RINGKASAN TUGAS: Ubah bagian teks tentang tatakrama Sunda mulai dari kata-kata "Pembahasan mengenai tatakrama" sampai "dan sosio (masyarakat)." dengan mengganti "umur" menjadi "usia", lalu tuliskan kembali bagian tersebut.

TATAKRAMA SUNDAPeran dan Manfaat Tatakrama Sunda dalam Masyarakat yang Berubah dan Majemuk

17 Feb 2003 - 2:43 am

Pembahasan mengenai tatakrama (etiket, sopan-santun) cukup luas jangkauannya. Bagaimana tidak, sebab tatakrama melingkupi seluruh perilaku kehidupan manusia. Dapat dikaitkan dengan: jenis kelamin (pria-wanita), umur (tua-muda), waktu (masa lalu-kini), situasi (gembira-sedih), kesempatan (resmi-tidak resmi) dan sebagainya. Keseluruhan pengelompokan inipun dapat pula dikaji berdasarkan tatakrama religi (agama), falsafah (etika) dan sosio (masyarakat).

Setiap pembahasan tatakrama, sebaiknya diperjelas landasan pijakannya, apakah religi, fisafat ataukah sosio, meskipun pada kenyataannya ketiga unsur tersebut tetap merupakan kesatuan. Tetapi hal ini perlu untuk menyamakan sudut pandang penulis dan pemerhati. Dalam wacana ini saya menitik-beratkan pembahasan tatakrama berdasarkan sosio-kultural, khususnya Sunda dalam situasi masyarakat yang berubah dan majemuk

Masyarakat selalu berubah, sehingga norma atau ukuran dari perilaku kehidupan masyarakat pun ikut pula berubah. Perubahan perilaku masyarakat ini adalah alami, maka akan terdapat pergeseran yang menuju arah positif tetapi tidak sedikit yang membawa ke arah perkembangan negatif bagi peradaban bangsanya.

DATA DITAMPILKAN:
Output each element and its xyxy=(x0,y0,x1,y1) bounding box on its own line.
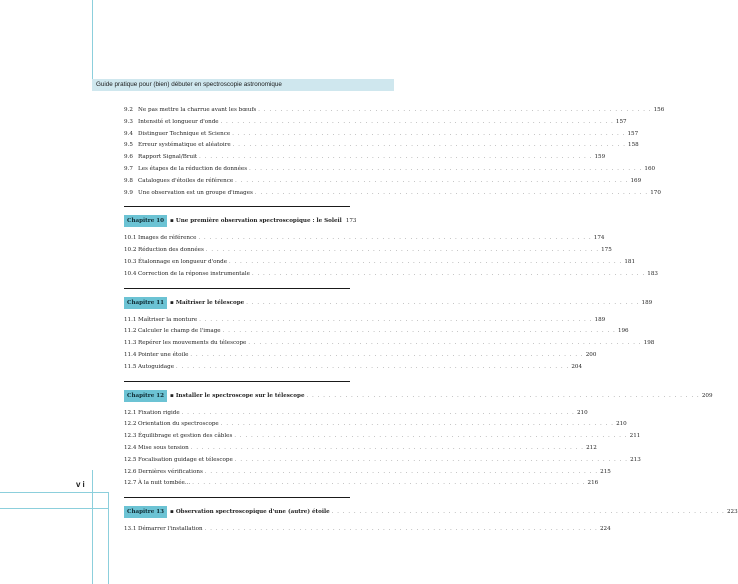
chapter-title: Maîtriser le télescope xyxy=(175,299,245,306)
toc-entry[interactable] xyxy=(124,257,636,269)
section-rule xyxy=(124,381,350,382)
entry-title: Démarrer l'installation xyxy=(138,526,203,533)
dot-leader: . . . . . . . . . . . . . . . . . . . . . . . . . . . . . . . . . . . . . . . . . . . . . . . . . . . . . . . . . . . . . . . . . . . . . . . xyxy=(190,444,585,451)
toc-entry[interactable] xyxy=(124,152,606,164)
bottom-frame-line-v xyxy=(108,492,109,584)
chapter-page: 189 xyxy=(641,299,653,306)
entry-number: 10.4 xyxy=(124,270,137,277)
entry-page: 159 xyxy=(594,154,606,161)
dot-leader: . . . . . . . . . . . . . . . . . . . . . . . . . . . . . . . . . . . . . . . . . . . . . . . . . . . . . . . . . . . . . . . . . . . . . . . xyxy=(258,107,652,113)
entry-number: 12.1 xyxy=(124,409,137,416)
dot-leader: . . . . . . . . . . . . . . . . . . . . . . . . . . . . . . . . . . . . . . . . . . . . . . . . . . . . . . . . . . . . . . . . . . . . . . . xyxy=(306,392,700,399)
entry-title: Rapport Signal/Bruit xyxy=(138,154,198,161)
entry-title: Orientation du spectroscope xyxy=(138,421,219,428)
entry-number: 11.3 xyxy=(124,340,137,347)
dot-leader: . . . . . . . . . . . . . . . . . . . . . . . . . . . . . . . . . . . . . . . . . . . . . . . . . . . . . . . . . . . . . . . . . . . . . . . xyxy=(234,456,629,463)
running-title: Guide pratique pour (bien) débuter en spectroscopie astronomique xyxy=(96,81,282,88)
entry-number: 10.2 xyxy=(124,247,137,254)
entry-number: 12.2 xyxy=(124,421,137,428)
entry-title: Focalisation guidage et télescope xyxy=(138,456,233,463)
chapter-page: 209 xyxy=(701,392,713,399)
toc-entry[interactable] xyxy=(124,164,656,176)
entry-page: 170 xyxy=(650,189,661,196)
entry-page: 157 xyxy=(615,118,627,125)
entry-title: Erreur systématique et aléatoire xyxy=(138,142,231,149)
toc-entry[interactable] xyxy=(124,269,658,281)
entry-number: 9.5 xyxy=(124,142,133,149)
dot-leader: . . . . . . . . . . . . . . . . . . . . . . . . . . . . . . . . . . . . . . . . . . . . . . . . . . . . . . . . . . . . . . . . . . . . . . . xyxy=(199,154,593,161)
dot-leader: . . . . . . . . . . . . . . . . . . . . . . . . . . . . . . . . . . . . . . . . . . . . . . . . . . . . . . . . . . . . . . . . . . . . . . . xyxy=(229,258,623,265)
chapter-heading[interactable] xyxy=(124,297,653,309)
dot-leader: . . . . . . . . . . . . . . . . . . . . . . . . . . . . . . . . . . . . . . . . . . . . . . . . . . . . . . . . . . . . . . . . . . . . . . . xyxy=(198,235,592,242)
entry-number: 11.1 xyxy=(124,316,137,323)
dot-leader: . . . . . . . . . . . . . . . . . . . . . . . . . . . . . . . . . . . . . . . . . . . . . . . . . . . . . . . . . . . . . . . . . . . . . . . xyxy=(220,118,614,125)
dot-leader: . . . . . . . . . . . . . . . . . . . . . . . . . . . . . . . . . . . . . . . . . . . . . . . . . . . . . . . . . . . . . . . . . . . . . . . xyxy=(254,189,649,196)
entry-number: 12.7 xyxy=(124,480,137,487)
chapter-badge: Chapitre 10 xyxy=(124,215,167,227)
toc-entry[interactable] xyxy=(124,431,641,443)
dot-leader: . . . . . . . . . . . . . . . . . . . . . . . . . . . . . . . . . . . . . . . . . . . . . . . . . . . . . . . . . . . . . . . . . . . . . . . xyxy=(246,299,640,306)
entry-page: 160 xyxy=(644,165,656,172)
entry-page: 212 xyxy=(586,444,597,451)
chapter-bullet: ▪ xyxy=(170,299,174,306)
chapter-badge: Chapitre 11 xyxy=(124,297,167,309)
toc-entry[interactable] xyxy=(124,350,597,362)
entry-number: 12.3 xyxy=(124,433,137,440)
dot-leader: . . . . . . . . . . . . . . . . . . . . . . . . . . . . . . . . . . . . . . . . . . . . . . . . . . . . . . . . . . . . . . . . . . . . . . . xyxy=(331,509,725,516)
dot-leader: . . . . . . . . . . . . . . . . . . . . . . . . . . . . . . . . . . . . . . . . . . . . . . . . . . . . . . . . . . . . . . . . . . . . . . . xyxy=(251,270,646,277)
entry-title: Images de référence xyxy=(138,235,197,242)
toc-entry[interactable] xyxy=(124,419,627,431)
entry-title: Réduction des données xyxy=(138,247,204,254)
chapter-badge: Chapitre 12 xyxy=(124,390,167,402)
entry-page: 157 xyxy=(627,130,639,137)
section-rule xyxy=(124,288,350,289)
entry-title: Catalogues d'étoiles de référence xyxy=(138,177,234,184)
section-rule xyxy=(124,206,350,207)
chapter-page: 223 xyxy=(726,509,738,516)
chapter-heading[interactable] xyxy=(124,506,738,518)
entry-title: Une observation est un groupe d'images xyxy=(138,189,253,196)
toc-entry[interactable] xyxy=(124,467,611,479)
entry-page: 196 xyxy=(617,328,629,335)
entry-page: 174 xyxy=(593,235,605,242)
chapter-bullet: ▪ xyxy=(170,218,174,225)
section-rule xyxy=(124,497,350,498)
chapter-page: 173 xyxy=(345,218,357,225)
entry-number: 13.1 xyxy=(124,526,137,533)
chapter-title: Une première observation spectroscopique : le Soleil xyxy=(175,218,342,225)
toc-entry[interactable] xyxy=(124,408,588,420)
toc-entry[interactable] xyxy=(124,326,629,338)
toc-entry[interactable] xyxy=(124,443,597,455)
dot-leader: . . . . . . . . . . . . . . . . . . . . . . . . . . . . . . . . . . . . . . . . . . . . . . . . . . . . . . . . . . . . . . . . . . . . . . . xyxy=(204,468,599,475)
toc-entry[interactable] xyxy=(124,129,639,141)
entry-page: 198 xyxy=(643,340,655,347)
entry-page: 158 xyxy=(628,142,639,149)
entry-title: Correction de la réponse instrumentale xyxy=(138,270,250,277)
entry-number: 12.4 xyxy=(124,444,137,451)
entry-number: 9.3 xyxy=(124,118,133,125)
left-frame-line-bottom xyxy=(92,470,93,584)
entry-page: 156 xyxy=(653,107,665,113)
entry-number: 9.7 xyxy=(124,165,133,172)
entry-title: Fixation rigide xyxy=(138,409,180,416)
chapter-badge: Chapitre 13 xyxy=(124,506,167,518)
left-frame-line xyxy=(92,0,93,91)
dot-leader: . . . . . . . . . . . . . . . . . . . . . . . . . . . . . . . . . . . . . . . . . . . . . . . . . . . . . . . . . . . . . . . . . . . . . . . xyxy=(190,351,584,358)
entry-page: 215 xyxy=(600,468,611,475)
dot-leader: . . . . . . . . . . . . . . . . . . . . . . . . . . . . . . . . . . . . . . . . . . . . . . . . . . . . . . . . . . . . . . . . . . . . . . . xyxy=(249,165,643,172)
table-of-contents xyxy=(124,105,738,536)
entry-title: À la nuit tombée... xyxy=(138,480,191,487)
toc-entry[interactable] xyxy=(124,524,611,536)
entry-number: 12.6 xyxy=(124,468,137,475)
toc-entry[interactable] xyxy=(124,117,627,129)
toc-entry[interactable] xyxy=(124,140,639,152)
entry-page: 183 xyxy=(647,270,658,277)
entry-title: Distinguer Technique et Science xyxy=(138,130,231,137)
entry-number: 9.4 xyxy=(124,130,133,137)
dot-leader: . . . . . . . . . . . . . . . . . . . . . . . . . . . . . . . . . . . . . . . . . . . . . . . . . . . . . . . . . . . . . . . . . . . . . . . xyxy=(222,328,616,335)
entry-page: 169 xyxy=(630,177,642,184)
entry-number: 9.9 xyxy=(124,189,133,196)
chapter-bullet: ▪ xyxy=(170,392,174,399)
toc-entry[interactable] xyxy=(124,176,642,188)
toc-entry[interactable] xyxy=(124,105,665,117)
entry-number: 9.2 xyxy=(124,107,133,113)
dot-leader: . . . . . . . . . . . . . . . . . . . . . . . . . . . . . . . . . . . . . . . . . . . . . . . . . . . . . . . . . . . . . . . . . . . . . . . xyxy=(181,409,575,416)
chapter-title: Observation spectroscopique d'une (autre) étoile xyxy=(175,509,330,516)
toc-entry[interactable] xyxy=(124,455,641,467)
entry-page: 181 xyxy=(624,258,636,265)
dot-leader: . . . . . . . . . . . . . . . . . . . . . . . . . . . . . . . . . . . . . . . . . . . . . . . . . . . . . . . . . . . . . . . . . . . . . . . xyxy=(192,480,586,487)
entry-page: 224 xyxy=(599,526,611,533)
entry-number: 9.8 xyxy=(124,177,133,184)
entry-title: Équilibrage et gestion des câbles xyxy=(138,433,233,440)
chapter-heading[interactable] xyxy=(124,215,357,227)
dot-leader: . . . . . . . . . . . . . . . . . . . . . . . . . . . . . . . . . . . . . . . . . . . . . . . . . . . . . . . . . . . . . . . . . . . . . . . xyxy=(248,340,642,347)
toc-entry[interactable] xyxy=(124,188,661,200)
chapter-title: Installer le spectroscope sur le télescope xyxy=(175,392,305,399)
dot-leader: . . . . . . . . . . . . . . . . . . . . . . . . . . . . . . . . . . . . . . . . . . . . . . . . . . . . . . . . . . . . . . . . . . . . . . . xyxy=(232,142,627,149)
entry-page: 189 xyxy=(594,316,606,323)
dot-leader: . . . . . . . . . . . . . . . . . . . . . . . . . . . . . . . . . . . . . . . . . . . . . . . . . . . . . . . . . . . . . . . . . . . . . . . xyxy=(204,526,598,533)
entry-page: 213 xyxy=(630,456,641,463)
dot-leader: . . . . . . . . . . . . . . . . . . . . . . . . . . . . . . . . . . . . . . . . . . . . . . . . . . . . . . . . . . . . . . . . . . . . . . . xyxy=(232,130,626,137)
chapter-heading[interactable] xyxy=(124,390,713,402)
entry-title: Les étapes de la réduction de données xyxy=(138,165,248,172)
entry-number: 11.5 xyxy=(124,363,137,370)
entry-page: 210 xyxy=(576,409,588,416)
bottom-frame-line-b xyxy=(0,508,108,509)
entry-title: Étalonnage en longueur d'onde xyxy=(138,258,228,265)
toc-entry[interactable] xyxy=(124,233,605,245)
dot-leader: . . . . . . . . . . . . . . . . . . . . . . . . . . . . . . . . . . . . . . . . . . . . . . . . . . . . . . . . . . . . . . . . . . . . . . . xyxy=(235,177,629,184)
entry-title: Ne pas mettre la charrue avant les bœufs xyxy=(138,107,257,113)
page-number: vi xyxy=(76,480,87,489)
dot-leader: . . . . . . . . . . . . . . . . . . . . . . . . . . . . . . . . . . . . . . . . . . . . . . . . . . . . . . . . . . . . . . . . . . . . . . . xyxy=(234,433,628,440)
entry-number: 10.3 xyxy=(124,258,137,265)
entry-title: Intensité et longueur d'onde xyxy=(138,118,219,125)
toc-entry[interactable] xyxy=(124,245,612,257)
entry-number: 11.2 xyxy=(124,328,137,335)
entry-title: Dernières vérifications xyxy=(138,468,203,475)
entry-page: 204 xyxy=(571,363,583,370)
dot-leader: . . . . . . . . . . . . . . . . . . . . . . . . . . . . . . . . . . . . . . . . . . . . . . . . . . . . . . . . . . . . . . . . . . . . . . . xyxy=(205,247,600,254)
dot-leader: . . . . . . . . . . . . . . . . . . . . . . . . . . . . . . . . . . . . . . . . . . . . . . . . . . . . . . . . . . . . . . . . . . . . . . . xyxy=(176,363,570,370)
toc-entry[interactable] xyxy=(124,338,655,350)
chapter-bullet: ▪ xyxy=(170,509,174,516)
entry-title: Pointer une étoile xyxy=(138,351,189,358)
dot-leader: . . . . . . . . . . . . . . . . . . . . . . . . . . . . . . . . . . . . . . . . . . . . . . . . . . . . . . . . . . . . . . . . . . . . . . . xyxy=(199,316,593,323)
entry-number: 9.6 xyxy=(124,154,133,161)
entry-title: Mise sous tension xyxy=(138,444,189,451)
entry-title: Calculer le champ de l'image xyxy=(138,328,221,335)
entry-number: 10.1 xyxy=(124,235,137,242)
entry-number: 12.5 xyxy=(124,456,137,463)
entry-page: 211 xyxy=(629,433,641,440)
entry-number: 11.4 xyxy=(124,351,137,358)
toc-entry[interactable] xyxy=(124,478,599,490)
toc-entry[interactable] xyxy=(124,362,583,374)
dot-leader: . . . . . . . . . . . . . . . . . . . . . . . . . . . . . . . . . . . . . . . . . . . . . . . . . . . . . . . . . . . . . . . . . . . . . . . xyxy=(220,421,615,428)
entry-page: 216 xyxy=(587,480,599,487)
bottom-frame-line-a xyxy=(0,492,108,493)
toc-entry[interactable] xyxy=(124,315,606,327)
entry-title: Autoguidage xyxy=(138,363,175,370)
entry-page: 200 xyxy=(585,351,597,358)
entry-title: Maîtriser la monture xyxy=(138,316,198,323)
entry-page: 210 xyxy=(616,421,627,428)
entry-page: 175 xyxy=(601,247,612,254)
entry-title: Repérer les mouvements du télescope xyxy=(138,340,247,347)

JAWABAN BERIKUT:
Pembahasan mengenai tatakrama (etiket, sopan-santun) cukup luas jangkauannya. Bagaimana tidak, sebab tatakrama melingkupi seluruh perilaku kehidupan manusia. Dapat dikaitkan dengan: jenis kelamin (pria-wanita), usia (tua-muda), waktu (masa lalu-kini), situasi (gembira-sedih), kesempatan (resmi-tidak resmi) dan sebagainya. Keseluruhan pengelompokan inipun dapat pula dikaji berdasarkan tatakrama religi (agama), falsafah (etika) dan sosio (masyarakat).